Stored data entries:
##########

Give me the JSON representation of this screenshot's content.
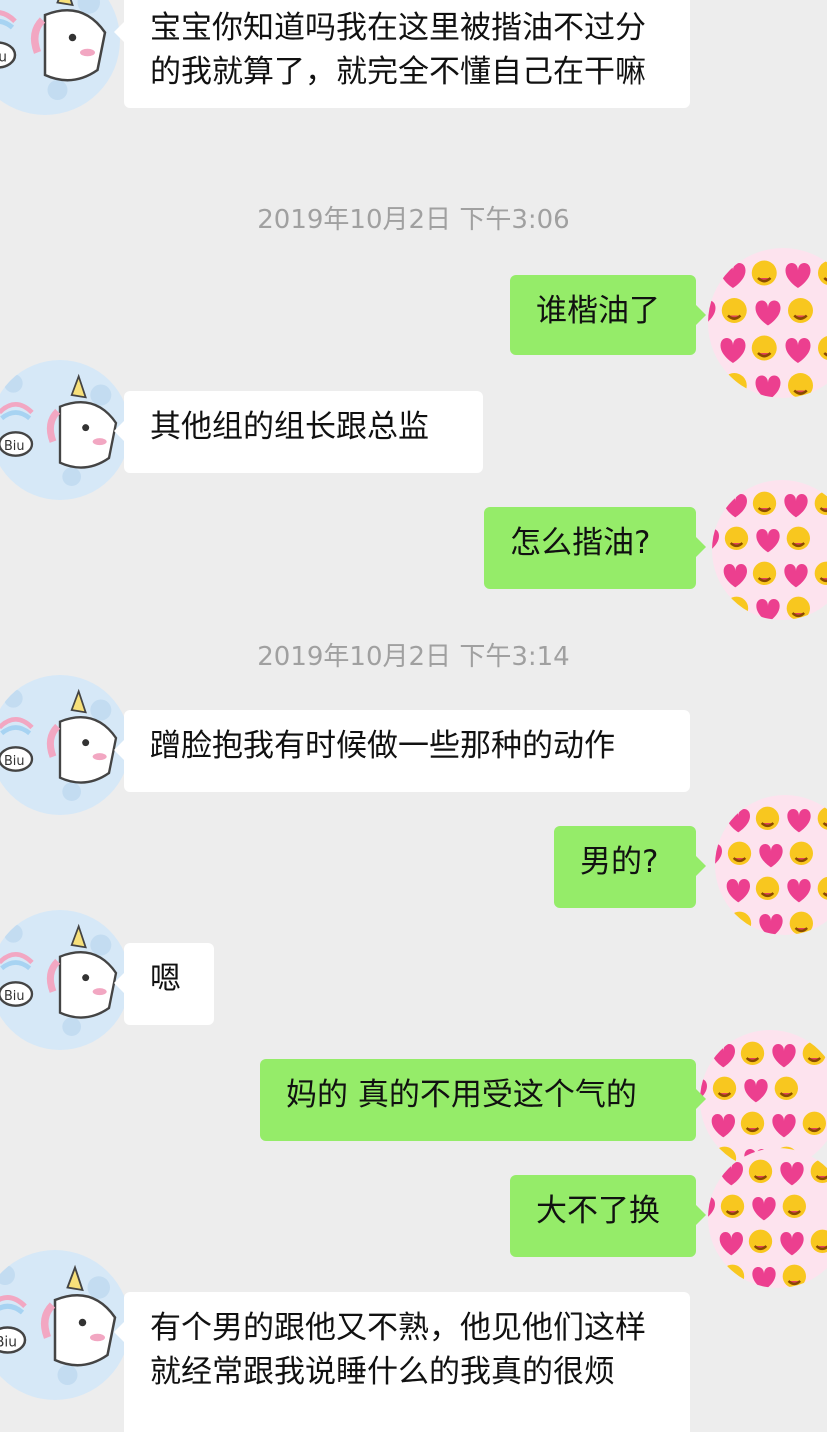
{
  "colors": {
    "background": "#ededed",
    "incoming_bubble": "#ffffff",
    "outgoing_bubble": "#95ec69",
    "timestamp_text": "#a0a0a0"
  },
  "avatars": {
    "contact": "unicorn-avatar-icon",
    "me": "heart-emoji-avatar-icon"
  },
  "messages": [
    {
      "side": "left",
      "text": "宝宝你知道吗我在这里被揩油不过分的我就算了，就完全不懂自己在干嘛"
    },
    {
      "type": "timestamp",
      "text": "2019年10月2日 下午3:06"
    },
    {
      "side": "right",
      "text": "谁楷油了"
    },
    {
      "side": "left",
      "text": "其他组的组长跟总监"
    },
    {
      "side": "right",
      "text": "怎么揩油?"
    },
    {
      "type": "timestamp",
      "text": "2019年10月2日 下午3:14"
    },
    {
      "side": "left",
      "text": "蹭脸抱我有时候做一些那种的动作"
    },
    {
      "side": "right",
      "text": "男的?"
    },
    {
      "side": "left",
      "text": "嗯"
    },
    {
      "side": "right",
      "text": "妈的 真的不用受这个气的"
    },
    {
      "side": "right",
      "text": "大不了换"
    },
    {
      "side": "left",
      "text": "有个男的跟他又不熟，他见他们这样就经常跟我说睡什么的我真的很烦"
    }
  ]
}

##########

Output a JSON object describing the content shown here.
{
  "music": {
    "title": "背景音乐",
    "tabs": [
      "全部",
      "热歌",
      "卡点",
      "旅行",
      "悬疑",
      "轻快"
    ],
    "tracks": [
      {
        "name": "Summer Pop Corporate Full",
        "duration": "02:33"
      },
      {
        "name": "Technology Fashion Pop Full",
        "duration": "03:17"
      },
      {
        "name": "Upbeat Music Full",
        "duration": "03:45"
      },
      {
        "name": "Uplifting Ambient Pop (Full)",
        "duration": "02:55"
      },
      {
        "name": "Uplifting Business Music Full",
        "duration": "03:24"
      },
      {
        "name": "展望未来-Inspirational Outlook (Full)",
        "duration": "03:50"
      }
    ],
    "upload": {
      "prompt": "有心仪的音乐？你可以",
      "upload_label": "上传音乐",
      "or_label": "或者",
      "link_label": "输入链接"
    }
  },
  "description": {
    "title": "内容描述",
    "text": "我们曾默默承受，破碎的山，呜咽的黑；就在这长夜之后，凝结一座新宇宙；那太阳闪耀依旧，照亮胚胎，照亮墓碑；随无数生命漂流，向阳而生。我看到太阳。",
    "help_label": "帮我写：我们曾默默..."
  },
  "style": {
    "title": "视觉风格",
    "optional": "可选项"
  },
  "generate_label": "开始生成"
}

##########

→ **GOAL OF THE EXERCISE**
In the listing above, find each line with the word "Full" and copy it.

→ **SOLUTION TO THIS PROBLEM**
        "name": "Summer Pop Corporate Full",
        "name": "Technology Fashion Pop Full",
        "name": "Upbeat Music Full",
        "name": "Uplifting Ambient Pop (Full)",
        "name": "Uplifting Business Music Full",
        "name": "展望未来-Inspirational Outlook (Full)",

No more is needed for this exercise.